## Exercise
Search the material below for the word "весьма" and copy every line in which it occurs.

## Data to process
● ● ● ●

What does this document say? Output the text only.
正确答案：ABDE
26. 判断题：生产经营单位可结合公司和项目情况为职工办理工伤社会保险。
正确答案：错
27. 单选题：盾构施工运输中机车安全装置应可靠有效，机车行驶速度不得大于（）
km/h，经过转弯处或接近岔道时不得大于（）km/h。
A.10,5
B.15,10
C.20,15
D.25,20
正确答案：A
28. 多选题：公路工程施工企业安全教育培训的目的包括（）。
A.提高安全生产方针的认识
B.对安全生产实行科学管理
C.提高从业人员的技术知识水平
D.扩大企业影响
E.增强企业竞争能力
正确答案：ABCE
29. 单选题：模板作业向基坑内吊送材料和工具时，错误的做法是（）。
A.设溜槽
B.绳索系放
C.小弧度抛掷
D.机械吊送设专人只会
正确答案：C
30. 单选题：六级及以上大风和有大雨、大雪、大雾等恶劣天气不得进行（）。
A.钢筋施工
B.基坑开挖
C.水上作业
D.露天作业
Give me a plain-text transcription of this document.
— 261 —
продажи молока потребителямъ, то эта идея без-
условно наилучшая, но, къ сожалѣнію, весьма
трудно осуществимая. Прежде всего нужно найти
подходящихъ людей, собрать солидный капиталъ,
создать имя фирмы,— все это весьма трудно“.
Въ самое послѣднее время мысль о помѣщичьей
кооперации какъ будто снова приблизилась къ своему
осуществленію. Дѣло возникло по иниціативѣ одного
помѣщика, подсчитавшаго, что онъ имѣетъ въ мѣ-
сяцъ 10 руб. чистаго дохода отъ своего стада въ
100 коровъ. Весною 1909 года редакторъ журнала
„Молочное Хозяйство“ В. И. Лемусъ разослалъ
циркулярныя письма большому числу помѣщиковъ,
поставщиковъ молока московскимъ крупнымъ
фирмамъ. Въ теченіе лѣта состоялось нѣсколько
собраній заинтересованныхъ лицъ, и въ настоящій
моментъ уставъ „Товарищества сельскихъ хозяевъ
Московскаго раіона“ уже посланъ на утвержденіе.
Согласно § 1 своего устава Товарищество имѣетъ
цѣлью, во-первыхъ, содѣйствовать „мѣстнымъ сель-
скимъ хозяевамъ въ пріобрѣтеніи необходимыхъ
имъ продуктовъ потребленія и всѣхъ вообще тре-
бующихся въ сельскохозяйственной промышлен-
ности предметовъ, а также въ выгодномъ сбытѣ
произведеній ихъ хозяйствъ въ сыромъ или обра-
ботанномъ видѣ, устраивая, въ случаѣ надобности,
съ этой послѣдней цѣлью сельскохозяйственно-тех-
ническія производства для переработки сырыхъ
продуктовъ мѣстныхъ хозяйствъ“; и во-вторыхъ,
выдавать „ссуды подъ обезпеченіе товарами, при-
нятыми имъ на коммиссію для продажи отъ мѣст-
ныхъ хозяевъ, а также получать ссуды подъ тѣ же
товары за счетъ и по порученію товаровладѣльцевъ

● ● ● ●

## Completed exercise
условно наилучшая, но, къ сожалѣнію, весьма
создать имя фирмы,— все это весьма трудно“.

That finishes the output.